### What is needed
Lines holding the string "Largest" are the ones to copy; find them all in the data.
** start Working data **
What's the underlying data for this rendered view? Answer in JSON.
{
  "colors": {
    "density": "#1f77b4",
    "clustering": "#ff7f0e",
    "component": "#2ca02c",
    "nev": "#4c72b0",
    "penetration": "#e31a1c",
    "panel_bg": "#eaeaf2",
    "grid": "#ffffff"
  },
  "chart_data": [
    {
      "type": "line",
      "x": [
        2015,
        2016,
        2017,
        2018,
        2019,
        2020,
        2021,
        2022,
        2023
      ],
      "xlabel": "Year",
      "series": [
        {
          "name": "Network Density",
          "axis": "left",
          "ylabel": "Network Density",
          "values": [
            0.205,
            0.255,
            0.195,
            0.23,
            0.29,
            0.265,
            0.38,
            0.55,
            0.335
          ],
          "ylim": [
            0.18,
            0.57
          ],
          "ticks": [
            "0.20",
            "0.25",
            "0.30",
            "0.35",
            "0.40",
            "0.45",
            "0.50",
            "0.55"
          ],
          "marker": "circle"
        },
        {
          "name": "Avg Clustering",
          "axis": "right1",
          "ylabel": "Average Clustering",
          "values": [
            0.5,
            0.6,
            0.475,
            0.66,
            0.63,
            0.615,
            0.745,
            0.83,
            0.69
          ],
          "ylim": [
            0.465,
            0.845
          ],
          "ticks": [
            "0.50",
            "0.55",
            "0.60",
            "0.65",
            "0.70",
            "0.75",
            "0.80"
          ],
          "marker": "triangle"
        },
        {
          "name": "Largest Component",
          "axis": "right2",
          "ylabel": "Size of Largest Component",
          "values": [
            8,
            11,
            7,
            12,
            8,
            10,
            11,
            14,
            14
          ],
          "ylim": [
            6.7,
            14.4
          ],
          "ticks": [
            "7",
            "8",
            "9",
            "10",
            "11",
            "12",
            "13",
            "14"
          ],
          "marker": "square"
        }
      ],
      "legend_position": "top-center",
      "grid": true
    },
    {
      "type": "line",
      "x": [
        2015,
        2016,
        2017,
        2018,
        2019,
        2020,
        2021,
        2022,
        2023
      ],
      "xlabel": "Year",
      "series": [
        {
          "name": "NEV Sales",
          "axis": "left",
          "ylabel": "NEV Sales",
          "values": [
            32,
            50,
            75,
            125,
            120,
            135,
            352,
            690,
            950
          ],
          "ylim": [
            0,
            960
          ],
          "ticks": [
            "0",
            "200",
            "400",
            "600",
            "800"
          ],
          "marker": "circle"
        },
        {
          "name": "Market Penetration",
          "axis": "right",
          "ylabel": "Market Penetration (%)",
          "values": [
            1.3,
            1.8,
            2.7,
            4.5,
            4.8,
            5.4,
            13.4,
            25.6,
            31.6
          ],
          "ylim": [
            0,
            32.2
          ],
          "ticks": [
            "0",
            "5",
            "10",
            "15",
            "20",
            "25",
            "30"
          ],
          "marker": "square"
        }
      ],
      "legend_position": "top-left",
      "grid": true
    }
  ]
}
** end Working data **
### Response to this exercise
          "name": "Largest Component",
          "ylabel": "Size of Largest Component",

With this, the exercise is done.